── SELECTED TEXT ──

Nurses' Day 2018: Nurses from around the region share why they love the job
Health bosses have shown their appreciation for nurses and midwives on the same day as Florence Nightingale's birth.
Nurses’ Day, held annually on May 12, gives the NHS, patients and the public the chance to thank nurses and midwives while promoting the important role they play in health and social care.
Click on the images below to read the stories of nurses working in Norfolk and Suffolk.
Chief executive of East Coast Community Healthcare, Jonathan Williams, himself a former nurse, said: “I am so proud of all our nurses. It’s a very special profession in which you literally have the power to change people’s lives for the better. It’s not just about medical treatment, it’s about taking care of every aspect of a person’s needs whether that’s a mum trying to breastfeed their new baby or someone in the final stages of life.
“It can be tough and emotionally draining but it’s also one of the most rewarding jobs you can do. I have huge admiration and respect for all our nurses and the staff who support them to do their job so well.”
Director of nursing at the James Paget University Hospital Julia Hunt said: “Nursing is an extremely rewarding career that offers plenty of opportunities. Here at the James Paget we have some truly exceptional nurses and we’re delighted that their efforts have been recognised over the past year with a number of national awards – including winning the Nursing Times Learning Disabilities Nursing award and the British Journal of Nursing’s Nurse of the Year award.
“While these have highlighted individuals, these winners recognise the role their colleagues play in supporting the work they are doing and it is something the whole team at the Paget can be proud of – it is a real team effort to achieve this recognition.”
Norfolk and Suffolk Foundation Trust’s nursing team is headed by Dawn Collins, interim director of nursing, quality and patient safety.
A nurse for more than 30 years, she took up her current post late last year and leads the trust’s 1,188 registered nurses, 1,009 unregistered staff, 184 allied health professionals (AHPs) such as physiotherapists, and 32 staff with a learning disabilities qualification.
Ms Collins said Florence Nightingale is a symbol of pioneering nursing and NSFT has plenty of its own truly inspirational and pioneering nurses.
She said: “While Nurses’ Day may be focused on the nursing profession, it’s important that our nurses know they are just part of the team who look after our patients, and it’s essential to appreciate and celebrate the massive contribution made by all our healthcare and support professionals.”
Frances Bolger, acting director of nursing at Norfolk and Norwich University Hosptial, said: “I’m tremendously proud to lead a team of dedicated and inspirational nurses. Nurses’ Day is a great way to reflect on what makes us proud to be nurses and a chance for everyone to thank them for what they do.”
Tracy Williams, chair of NHS Norwich CCG and a Queens Nurse, added: “The nursing profession is often described as being at the heart of healthcare. Fundamental to nursing practice is the ability to put the patients we care for at the centre of all we do, knowing that every day you will touch a life and a life will touch yours.”

───
── EXERCISE DATA ──

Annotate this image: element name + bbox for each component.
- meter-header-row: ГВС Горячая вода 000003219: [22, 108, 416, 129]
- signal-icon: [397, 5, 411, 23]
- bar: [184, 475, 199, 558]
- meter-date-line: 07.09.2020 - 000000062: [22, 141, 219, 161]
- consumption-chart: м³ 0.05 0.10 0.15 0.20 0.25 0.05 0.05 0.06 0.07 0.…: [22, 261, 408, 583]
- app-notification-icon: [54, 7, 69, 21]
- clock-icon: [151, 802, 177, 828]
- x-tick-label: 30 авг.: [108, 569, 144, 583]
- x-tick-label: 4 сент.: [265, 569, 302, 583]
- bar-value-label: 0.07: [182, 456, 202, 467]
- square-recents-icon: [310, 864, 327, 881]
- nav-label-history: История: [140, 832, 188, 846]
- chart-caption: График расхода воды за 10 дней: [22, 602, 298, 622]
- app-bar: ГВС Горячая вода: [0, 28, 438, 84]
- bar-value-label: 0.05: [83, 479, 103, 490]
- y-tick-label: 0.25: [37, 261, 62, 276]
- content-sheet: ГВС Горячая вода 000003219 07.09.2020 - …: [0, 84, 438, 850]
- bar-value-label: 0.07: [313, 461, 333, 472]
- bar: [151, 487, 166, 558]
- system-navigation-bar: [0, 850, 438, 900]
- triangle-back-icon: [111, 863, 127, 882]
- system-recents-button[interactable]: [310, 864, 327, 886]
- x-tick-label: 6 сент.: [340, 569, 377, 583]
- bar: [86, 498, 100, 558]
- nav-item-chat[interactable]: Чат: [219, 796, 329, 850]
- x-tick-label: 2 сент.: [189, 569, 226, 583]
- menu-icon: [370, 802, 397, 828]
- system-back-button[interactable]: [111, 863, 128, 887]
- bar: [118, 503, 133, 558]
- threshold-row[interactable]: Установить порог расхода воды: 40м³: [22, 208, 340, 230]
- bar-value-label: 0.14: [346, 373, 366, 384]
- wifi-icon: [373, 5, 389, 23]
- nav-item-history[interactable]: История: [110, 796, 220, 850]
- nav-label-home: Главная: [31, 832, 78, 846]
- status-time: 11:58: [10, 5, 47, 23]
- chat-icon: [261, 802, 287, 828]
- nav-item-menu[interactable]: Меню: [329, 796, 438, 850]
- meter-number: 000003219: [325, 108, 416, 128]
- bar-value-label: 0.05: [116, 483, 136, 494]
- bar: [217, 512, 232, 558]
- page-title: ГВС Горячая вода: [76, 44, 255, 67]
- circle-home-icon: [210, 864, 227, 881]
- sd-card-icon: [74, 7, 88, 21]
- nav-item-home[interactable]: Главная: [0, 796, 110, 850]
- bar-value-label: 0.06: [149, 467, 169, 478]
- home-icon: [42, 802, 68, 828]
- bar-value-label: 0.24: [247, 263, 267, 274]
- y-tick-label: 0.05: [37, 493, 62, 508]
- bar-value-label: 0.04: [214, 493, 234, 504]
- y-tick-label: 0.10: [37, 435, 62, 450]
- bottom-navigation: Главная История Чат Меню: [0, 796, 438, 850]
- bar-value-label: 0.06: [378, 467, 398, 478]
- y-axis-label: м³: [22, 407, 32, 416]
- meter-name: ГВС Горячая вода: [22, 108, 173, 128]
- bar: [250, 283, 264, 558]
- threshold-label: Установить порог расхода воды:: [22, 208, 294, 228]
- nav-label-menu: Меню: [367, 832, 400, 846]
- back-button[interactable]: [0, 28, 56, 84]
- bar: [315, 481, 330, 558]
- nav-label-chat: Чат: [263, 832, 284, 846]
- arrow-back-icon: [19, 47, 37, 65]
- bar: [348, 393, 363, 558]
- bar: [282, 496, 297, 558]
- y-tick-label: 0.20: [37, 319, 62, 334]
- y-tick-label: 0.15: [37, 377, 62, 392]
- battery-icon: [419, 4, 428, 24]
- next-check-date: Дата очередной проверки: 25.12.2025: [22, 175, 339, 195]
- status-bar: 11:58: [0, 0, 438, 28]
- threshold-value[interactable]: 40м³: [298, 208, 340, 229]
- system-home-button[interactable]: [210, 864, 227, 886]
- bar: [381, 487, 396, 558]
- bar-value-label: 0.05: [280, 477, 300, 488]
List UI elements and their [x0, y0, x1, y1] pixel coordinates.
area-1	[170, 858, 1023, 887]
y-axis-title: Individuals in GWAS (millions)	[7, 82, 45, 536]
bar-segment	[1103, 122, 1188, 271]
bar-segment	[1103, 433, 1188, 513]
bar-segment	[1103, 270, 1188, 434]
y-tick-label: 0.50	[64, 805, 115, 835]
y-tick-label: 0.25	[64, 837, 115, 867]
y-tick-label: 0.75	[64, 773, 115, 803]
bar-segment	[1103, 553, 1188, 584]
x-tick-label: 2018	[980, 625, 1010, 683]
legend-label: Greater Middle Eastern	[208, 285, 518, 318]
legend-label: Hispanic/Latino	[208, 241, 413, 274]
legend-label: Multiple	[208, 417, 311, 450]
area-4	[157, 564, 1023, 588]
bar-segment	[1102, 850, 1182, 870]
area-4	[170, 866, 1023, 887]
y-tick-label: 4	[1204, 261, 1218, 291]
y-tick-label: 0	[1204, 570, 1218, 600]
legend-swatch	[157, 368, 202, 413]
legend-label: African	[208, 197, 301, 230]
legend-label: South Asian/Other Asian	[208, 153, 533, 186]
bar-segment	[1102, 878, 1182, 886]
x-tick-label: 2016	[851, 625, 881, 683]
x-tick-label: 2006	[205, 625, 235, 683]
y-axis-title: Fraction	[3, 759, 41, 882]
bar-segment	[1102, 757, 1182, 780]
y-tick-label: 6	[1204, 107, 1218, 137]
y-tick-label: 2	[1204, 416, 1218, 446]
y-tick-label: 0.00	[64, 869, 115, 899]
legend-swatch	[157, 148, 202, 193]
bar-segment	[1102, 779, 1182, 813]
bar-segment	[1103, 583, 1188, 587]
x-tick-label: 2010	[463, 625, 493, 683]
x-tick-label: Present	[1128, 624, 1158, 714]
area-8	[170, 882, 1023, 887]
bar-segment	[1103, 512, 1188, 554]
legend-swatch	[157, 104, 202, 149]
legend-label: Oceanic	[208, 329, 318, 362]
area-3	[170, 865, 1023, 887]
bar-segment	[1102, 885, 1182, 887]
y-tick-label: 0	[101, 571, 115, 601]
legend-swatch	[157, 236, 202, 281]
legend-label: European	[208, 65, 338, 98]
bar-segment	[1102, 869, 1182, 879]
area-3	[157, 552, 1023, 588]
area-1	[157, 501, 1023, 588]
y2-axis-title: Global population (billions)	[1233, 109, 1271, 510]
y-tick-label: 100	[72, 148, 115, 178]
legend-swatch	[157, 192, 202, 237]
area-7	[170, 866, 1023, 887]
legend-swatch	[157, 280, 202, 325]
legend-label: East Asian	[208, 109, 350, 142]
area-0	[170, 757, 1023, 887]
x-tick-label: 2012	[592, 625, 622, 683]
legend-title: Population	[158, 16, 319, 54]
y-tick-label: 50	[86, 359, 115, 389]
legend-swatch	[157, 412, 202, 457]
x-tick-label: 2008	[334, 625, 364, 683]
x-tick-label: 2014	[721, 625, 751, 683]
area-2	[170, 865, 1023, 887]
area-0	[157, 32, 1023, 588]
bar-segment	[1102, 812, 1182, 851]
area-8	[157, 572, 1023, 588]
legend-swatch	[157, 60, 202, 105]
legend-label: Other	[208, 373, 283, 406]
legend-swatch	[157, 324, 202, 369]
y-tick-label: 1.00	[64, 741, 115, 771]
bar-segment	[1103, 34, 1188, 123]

───

TASK TO CARRY OUT – Copy word for word the passage of the Nurses' Day article above, between "Nurses' Day 2018: Nurses" and "Norfolk and Suffolk.", inclusive.

ANSWER BOX –
Nurses' Day 2018: Nurses from around the region share why they love the job
Health bosses have shown their appreciation for nurses and midwives on the same day as Florence Nightingale's birth.
Nurses’ Day, held annually on May 12, gives the NHS, patients and the public the chance to thank nurses and midwives while promoting the important role they play in health and social care.
Click on the images below to read the stories of nurses working in Norfolk and Suffolk.